Data records
* BEGIN *
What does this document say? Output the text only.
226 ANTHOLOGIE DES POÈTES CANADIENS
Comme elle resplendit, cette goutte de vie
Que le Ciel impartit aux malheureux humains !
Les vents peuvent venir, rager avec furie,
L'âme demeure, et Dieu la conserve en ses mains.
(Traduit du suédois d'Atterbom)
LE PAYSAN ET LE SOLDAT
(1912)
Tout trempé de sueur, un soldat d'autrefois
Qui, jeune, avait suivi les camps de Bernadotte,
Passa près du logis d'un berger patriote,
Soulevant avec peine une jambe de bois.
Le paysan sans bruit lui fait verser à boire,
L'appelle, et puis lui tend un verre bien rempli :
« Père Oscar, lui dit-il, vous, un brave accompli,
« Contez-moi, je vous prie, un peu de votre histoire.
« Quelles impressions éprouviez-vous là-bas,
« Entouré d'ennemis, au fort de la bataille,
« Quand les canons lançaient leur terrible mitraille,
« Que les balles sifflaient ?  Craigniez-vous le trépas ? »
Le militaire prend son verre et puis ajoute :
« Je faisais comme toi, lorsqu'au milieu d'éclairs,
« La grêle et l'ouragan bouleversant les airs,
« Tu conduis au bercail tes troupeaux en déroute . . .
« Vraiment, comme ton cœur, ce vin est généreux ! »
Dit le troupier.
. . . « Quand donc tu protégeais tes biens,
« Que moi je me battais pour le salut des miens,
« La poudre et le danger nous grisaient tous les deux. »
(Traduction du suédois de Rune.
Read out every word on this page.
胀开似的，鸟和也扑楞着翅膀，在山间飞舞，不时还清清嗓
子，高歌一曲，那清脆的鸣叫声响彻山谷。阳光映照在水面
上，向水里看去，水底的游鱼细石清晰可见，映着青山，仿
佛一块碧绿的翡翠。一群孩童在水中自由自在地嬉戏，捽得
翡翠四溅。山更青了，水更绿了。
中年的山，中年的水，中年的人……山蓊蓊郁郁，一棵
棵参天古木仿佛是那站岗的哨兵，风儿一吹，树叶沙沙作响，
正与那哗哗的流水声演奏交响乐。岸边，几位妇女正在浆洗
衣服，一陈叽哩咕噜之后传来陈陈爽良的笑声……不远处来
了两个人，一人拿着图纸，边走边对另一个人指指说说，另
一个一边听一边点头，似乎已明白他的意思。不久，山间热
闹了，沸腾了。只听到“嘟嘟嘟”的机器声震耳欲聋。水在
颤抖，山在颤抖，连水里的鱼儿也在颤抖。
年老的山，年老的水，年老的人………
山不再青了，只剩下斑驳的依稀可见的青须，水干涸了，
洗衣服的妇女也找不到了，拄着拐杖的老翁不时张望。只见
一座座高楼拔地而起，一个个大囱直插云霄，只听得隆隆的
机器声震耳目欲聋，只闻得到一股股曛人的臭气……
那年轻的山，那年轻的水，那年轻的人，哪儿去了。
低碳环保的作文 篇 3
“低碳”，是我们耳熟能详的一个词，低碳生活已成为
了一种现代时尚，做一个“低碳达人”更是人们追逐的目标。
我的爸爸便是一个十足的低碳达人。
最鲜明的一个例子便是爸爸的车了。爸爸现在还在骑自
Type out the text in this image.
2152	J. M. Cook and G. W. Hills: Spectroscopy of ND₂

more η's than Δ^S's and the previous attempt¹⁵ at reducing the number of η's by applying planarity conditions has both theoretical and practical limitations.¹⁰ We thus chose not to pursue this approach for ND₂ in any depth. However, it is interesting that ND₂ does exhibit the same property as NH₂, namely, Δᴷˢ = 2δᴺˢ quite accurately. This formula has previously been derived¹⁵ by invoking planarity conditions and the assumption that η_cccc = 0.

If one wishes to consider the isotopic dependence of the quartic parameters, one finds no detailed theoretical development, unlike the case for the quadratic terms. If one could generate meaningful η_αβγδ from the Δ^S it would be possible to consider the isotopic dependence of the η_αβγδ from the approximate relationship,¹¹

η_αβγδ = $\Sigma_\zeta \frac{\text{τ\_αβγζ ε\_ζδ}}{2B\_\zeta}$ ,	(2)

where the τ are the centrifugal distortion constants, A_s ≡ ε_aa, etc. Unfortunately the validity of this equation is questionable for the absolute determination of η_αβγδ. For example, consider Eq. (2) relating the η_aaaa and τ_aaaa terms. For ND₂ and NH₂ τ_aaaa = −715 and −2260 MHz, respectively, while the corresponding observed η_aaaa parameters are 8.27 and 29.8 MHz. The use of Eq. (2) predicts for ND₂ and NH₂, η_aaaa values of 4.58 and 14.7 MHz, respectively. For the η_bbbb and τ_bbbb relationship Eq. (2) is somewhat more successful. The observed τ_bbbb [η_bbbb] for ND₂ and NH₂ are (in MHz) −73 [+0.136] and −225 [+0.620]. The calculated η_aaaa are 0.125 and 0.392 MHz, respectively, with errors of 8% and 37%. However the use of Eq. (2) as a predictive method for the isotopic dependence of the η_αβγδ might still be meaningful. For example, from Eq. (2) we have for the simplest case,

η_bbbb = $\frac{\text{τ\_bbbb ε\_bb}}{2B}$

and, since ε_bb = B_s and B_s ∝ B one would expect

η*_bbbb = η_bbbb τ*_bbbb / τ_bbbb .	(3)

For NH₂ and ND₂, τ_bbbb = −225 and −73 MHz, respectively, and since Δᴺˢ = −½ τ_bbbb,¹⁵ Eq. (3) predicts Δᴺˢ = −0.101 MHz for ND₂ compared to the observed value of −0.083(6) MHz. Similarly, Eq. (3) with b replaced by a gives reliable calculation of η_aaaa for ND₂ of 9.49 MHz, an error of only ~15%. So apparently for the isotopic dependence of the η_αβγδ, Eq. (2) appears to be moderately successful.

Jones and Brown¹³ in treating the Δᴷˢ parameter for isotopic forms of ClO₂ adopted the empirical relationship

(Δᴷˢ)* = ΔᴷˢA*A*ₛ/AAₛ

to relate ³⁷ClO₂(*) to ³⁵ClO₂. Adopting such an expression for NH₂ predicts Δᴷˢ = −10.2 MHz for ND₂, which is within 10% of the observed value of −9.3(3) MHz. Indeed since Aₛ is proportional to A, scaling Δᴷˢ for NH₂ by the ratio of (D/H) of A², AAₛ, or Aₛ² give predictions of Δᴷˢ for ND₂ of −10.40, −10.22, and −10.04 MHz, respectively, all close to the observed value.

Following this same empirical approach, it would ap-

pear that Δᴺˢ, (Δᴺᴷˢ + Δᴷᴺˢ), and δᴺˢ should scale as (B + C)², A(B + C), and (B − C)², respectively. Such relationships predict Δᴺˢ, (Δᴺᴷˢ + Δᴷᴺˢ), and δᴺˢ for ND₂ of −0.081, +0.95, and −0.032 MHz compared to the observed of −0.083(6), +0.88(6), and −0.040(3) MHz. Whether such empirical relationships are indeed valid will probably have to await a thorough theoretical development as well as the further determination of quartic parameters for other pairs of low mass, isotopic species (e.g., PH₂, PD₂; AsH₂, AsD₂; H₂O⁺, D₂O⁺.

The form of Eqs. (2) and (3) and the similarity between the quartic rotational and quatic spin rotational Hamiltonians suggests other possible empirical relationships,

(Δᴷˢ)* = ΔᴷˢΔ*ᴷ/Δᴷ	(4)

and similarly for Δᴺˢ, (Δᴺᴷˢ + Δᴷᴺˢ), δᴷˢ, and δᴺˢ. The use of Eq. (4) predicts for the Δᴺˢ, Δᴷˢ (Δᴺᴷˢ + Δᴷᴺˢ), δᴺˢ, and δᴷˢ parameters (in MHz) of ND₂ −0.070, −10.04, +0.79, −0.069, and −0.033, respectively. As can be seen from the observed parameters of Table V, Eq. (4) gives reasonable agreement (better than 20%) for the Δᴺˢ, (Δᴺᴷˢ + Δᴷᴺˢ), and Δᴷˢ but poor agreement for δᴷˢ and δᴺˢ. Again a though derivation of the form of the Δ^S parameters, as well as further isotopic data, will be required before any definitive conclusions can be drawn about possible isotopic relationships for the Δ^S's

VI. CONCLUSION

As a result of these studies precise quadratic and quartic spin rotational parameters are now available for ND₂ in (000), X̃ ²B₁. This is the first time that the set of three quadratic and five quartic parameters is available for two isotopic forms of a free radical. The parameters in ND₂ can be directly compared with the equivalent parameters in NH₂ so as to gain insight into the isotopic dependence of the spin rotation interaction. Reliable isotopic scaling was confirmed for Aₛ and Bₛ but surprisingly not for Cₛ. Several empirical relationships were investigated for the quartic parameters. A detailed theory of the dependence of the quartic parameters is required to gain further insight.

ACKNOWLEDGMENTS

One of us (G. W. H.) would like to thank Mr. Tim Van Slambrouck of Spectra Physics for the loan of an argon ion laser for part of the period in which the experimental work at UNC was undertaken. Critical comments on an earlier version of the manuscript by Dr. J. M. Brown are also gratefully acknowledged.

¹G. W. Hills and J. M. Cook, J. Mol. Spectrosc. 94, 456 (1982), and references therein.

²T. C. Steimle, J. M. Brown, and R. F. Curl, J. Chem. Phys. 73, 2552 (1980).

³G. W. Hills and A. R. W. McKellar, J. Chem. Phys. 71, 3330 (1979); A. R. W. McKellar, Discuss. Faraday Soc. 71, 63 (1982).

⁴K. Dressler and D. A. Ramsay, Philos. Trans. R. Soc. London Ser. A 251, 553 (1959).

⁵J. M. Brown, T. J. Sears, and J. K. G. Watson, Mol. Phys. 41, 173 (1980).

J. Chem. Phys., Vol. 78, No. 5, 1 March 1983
* END *
CHALLENGE.
Where a line holds "will", copy that line.

OUTPUT FOR THIS TASK.
pear that Δᴺˢ, (Δᴺᴷˢ + Δᴷᴺˢ), and δᴺˢ should scale as (B + C)², A(B + C), and (B − C)², respectively. Such relationships predict Δᴺˢ, (Δᴺᴷˢ + Δᴷᴺˢ), and δᴺˢ for ND₂ of −0.081, +0.95, and −0.032 MHz compared to the observed of −0.083(6), +0.88(6), and −0.040(3) MHz. Whether such empirical relationships are indeed valid will probably have to await a thorough theoretical development as well as the further determination of quartic parameters for other pairs of low mass, isotopic species (e.g., PH₂, PD₂; AsH₂, AsD₂; H₂O⁺, D₂O⁺.
and similarly for Δᴺˢ, (Δᴺᴷˢ + Δᴷᴺˢ), δᴷˢ, and δᴺˢ. The use of Eq. (4) predicts for the Δᴺˢ, Δᴷˢ (Δᴺᴷˢ + Δᴷᴺˢ), δᴺˢ, and δᴷˢ parameters (in MHz) of ND₂ −0.070, −10.04, +0.79, −0.069, and −0.033, respectively. As can be seen from the observed parameters of Table V, Eq. (4) gives reasonable agreement (better than 20%) for the Δᴺˢ, (Δᴺᴷˢ + Δᴷᴺˢ), and Δᴷˢ but poor agreement for δᴷˢ and δᴺˢ. Again a though derivation of the form of the Δ^S parameters, as well as further isotopic data, will be required before any definitive conclusions can be drawn about possible isotopic relationships for the Δ^S's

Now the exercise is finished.